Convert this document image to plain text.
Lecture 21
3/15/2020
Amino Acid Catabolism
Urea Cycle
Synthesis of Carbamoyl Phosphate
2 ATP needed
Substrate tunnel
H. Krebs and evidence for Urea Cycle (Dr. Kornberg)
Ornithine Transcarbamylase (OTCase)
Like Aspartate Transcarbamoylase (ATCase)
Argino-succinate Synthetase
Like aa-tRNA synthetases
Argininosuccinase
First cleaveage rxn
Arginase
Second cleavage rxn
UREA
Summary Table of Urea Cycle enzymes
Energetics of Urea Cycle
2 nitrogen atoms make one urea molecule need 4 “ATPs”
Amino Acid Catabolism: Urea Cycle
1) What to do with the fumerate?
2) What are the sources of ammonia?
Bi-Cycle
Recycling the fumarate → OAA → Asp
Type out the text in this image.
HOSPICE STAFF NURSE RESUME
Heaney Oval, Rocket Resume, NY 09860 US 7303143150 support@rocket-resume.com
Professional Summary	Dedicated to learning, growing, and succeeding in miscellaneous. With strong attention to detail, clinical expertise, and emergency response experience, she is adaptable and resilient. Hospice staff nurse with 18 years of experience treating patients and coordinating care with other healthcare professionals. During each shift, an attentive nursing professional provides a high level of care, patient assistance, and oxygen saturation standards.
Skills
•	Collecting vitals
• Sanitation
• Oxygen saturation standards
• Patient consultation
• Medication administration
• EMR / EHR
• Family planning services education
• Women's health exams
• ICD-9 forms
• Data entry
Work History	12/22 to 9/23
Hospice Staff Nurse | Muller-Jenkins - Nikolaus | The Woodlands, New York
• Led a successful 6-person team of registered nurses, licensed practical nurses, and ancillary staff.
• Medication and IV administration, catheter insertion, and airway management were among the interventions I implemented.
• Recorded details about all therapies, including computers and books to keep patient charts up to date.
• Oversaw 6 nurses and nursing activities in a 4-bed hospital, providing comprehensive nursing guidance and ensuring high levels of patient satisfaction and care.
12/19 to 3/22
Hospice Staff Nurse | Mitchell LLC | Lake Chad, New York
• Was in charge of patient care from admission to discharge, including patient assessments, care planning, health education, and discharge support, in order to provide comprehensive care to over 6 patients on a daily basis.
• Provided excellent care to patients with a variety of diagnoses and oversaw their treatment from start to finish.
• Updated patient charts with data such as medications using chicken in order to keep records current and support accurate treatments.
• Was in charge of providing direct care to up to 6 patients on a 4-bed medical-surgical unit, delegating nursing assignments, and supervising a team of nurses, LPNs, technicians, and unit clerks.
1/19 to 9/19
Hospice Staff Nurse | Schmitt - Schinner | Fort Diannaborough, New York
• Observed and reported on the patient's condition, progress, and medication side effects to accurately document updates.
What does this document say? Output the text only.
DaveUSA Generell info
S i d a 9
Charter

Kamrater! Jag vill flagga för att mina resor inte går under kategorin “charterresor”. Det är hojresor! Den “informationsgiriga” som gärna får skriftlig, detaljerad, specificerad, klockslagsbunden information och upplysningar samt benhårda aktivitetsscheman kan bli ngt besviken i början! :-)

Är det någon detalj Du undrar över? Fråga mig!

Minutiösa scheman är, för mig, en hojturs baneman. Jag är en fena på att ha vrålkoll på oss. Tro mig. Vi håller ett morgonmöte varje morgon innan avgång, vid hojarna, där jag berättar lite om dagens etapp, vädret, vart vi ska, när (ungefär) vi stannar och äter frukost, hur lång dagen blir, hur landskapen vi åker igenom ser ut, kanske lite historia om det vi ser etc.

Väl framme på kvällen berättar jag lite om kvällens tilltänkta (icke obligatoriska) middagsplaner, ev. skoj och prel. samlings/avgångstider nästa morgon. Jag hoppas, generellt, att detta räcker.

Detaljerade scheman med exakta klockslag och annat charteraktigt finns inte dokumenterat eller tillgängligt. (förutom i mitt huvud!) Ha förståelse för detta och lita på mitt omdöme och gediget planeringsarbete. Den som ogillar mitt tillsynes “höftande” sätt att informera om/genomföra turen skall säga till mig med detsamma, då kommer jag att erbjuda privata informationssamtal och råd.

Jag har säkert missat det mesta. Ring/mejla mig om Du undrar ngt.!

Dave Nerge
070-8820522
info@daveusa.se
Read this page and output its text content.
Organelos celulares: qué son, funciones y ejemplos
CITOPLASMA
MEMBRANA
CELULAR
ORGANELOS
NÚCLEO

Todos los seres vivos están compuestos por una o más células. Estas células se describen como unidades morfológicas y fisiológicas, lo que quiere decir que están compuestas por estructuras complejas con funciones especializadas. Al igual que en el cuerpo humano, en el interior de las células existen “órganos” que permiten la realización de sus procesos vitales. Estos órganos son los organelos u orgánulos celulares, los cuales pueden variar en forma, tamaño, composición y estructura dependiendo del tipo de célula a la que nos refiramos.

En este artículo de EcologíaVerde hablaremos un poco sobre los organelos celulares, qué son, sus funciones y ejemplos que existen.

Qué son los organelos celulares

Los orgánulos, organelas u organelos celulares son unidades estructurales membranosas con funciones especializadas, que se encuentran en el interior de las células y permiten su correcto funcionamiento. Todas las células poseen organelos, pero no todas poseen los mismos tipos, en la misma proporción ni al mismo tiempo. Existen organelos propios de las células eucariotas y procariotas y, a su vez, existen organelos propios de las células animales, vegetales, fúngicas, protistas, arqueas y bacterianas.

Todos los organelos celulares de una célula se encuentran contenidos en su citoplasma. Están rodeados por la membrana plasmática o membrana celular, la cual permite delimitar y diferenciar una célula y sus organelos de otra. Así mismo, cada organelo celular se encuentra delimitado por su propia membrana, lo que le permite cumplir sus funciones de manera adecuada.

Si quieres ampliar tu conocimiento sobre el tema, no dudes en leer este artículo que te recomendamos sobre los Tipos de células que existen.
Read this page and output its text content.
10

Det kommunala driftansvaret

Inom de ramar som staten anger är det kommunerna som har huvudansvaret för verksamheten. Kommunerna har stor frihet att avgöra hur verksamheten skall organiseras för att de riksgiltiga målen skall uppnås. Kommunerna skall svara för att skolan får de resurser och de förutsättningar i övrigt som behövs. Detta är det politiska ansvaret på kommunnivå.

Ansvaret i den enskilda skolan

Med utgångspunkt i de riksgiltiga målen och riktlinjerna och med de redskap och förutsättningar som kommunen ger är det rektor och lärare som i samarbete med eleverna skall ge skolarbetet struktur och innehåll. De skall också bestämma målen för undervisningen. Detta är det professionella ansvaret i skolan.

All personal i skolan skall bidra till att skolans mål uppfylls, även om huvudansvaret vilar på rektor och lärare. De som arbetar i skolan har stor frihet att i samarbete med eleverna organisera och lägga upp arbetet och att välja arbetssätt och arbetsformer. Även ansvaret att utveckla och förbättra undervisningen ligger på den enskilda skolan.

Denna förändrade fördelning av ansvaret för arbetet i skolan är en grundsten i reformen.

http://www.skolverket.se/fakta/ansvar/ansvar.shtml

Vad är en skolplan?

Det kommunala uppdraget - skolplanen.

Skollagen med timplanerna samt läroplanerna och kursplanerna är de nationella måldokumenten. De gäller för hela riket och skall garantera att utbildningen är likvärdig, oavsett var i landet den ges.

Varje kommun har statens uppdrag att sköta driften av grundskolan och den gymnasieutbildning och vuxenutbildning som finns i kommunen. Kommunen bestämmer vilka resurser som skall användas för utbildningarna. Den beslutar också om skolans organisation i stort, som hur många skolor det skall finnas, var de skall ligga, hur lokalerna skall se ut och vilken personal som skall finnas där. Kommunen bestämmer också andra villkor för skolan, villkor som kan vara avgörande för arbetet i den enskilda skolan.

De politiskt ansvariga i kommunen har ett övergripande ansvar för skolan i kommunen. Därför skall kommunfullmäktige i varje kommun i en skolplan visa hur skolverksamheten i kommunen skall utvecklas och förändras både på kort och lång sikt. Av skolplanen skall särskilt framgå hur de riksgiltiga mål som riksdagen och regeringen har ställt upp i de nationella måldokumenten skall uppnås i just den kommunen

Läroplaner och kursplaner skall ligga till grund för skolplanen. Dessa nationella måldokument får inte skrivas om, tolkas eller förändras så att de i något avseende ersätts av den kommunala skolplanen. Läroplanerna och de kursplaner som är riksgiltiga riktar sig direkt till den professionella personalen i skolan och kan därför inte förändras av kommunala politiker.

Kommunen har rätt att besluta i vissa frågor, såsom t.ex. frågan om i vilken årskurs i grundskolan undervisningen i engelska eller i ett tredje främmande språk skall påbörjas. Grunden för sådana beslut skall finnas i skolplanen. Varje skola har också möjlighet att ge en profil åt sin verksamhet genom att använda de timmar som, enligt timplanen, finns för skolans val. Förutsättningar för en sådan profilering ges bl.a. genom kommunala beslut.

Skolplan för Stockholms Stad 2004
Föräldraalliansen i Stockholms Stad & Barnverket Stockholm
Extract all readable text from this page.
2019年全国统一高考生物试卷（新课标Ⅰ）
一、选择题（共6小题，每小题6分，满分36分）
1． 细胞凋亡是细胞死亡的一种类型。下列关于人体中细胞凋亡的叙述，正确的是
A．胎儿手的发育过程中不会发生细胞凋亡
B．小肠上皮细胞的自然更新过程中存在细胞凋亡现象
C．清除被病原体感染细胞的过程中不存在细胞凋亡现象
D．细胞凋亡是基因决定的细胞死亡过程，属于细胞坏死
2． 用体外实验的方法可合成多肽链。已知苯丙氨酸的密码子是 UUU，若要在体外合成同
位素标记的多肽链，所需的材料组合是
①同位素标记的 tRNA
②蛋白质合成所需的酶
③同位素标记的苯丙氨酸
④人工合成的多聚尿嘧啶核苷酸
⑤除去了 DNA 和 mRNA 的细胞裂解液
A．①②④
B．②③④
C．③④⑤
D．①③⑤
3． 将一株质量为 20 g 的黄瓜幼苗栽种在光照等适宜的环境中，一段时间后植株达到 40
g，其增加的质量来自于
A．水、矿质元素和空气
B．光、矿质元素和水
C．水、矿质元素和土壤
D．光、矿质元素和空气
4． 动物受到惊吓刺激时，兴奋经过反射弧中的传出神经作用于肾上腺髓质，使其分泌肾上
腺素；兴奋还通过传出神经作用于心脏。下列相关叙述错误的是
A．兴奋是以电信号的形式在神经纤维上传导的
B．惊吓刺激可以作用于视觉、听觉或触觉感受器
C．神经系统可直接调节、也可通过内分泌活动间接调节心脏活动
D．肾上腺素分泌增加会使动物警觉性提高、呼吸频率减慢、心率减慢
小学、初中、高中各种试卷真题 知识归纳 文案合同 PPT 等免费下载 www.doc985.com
------------------------
(WHAT THE EXERCISE ASKS): Scan the data above and report each line in which "existen" is present.

(YOUR SOLUTION):
Todos los seres vivos están compuestos por una o más células. Estas células se describen como unidades morfológicas y fisiológicas, lo que quiere decir que están compuestas por estructuras complejas con funciones especializadas. Al igual que en el cuerpo humano, en el interior de las células existen “órganos” que permiten la realización de sus procesos vitales. Estos órganos son los organelos u orgánulos celulares, los cuales pueden variar en forma, tamaño, composición y estructura dependiendo del tipo de célula a la que nos refiramos.
En este artículo de EcologíaVerde hablaremos un poco sobre los organelos celulares, qué son, sus funciones y ejemplos que existen.
Los orgánulos, organelas u organelos celulares son unidades estructurales membranosas con funciones especializadas, que se encuentran en el interior de las células y permiten su correcto funcionamiento. Todas las células poseen organelos, pero no todas poseen los mismos tipos, en la misma proporción ni al mismo tiempo. Existen organelos propios de las células eucariotas y procariotas y, a su vez, existen organelos propios de las células animales, vegetales, fúngicas, protistas, arqueas y bacterianas.
Si quieres ampliar tu conocimiento sobre el tema, no dudes en leer este artículo que te recomendamos sobre los Tipos de células que existen.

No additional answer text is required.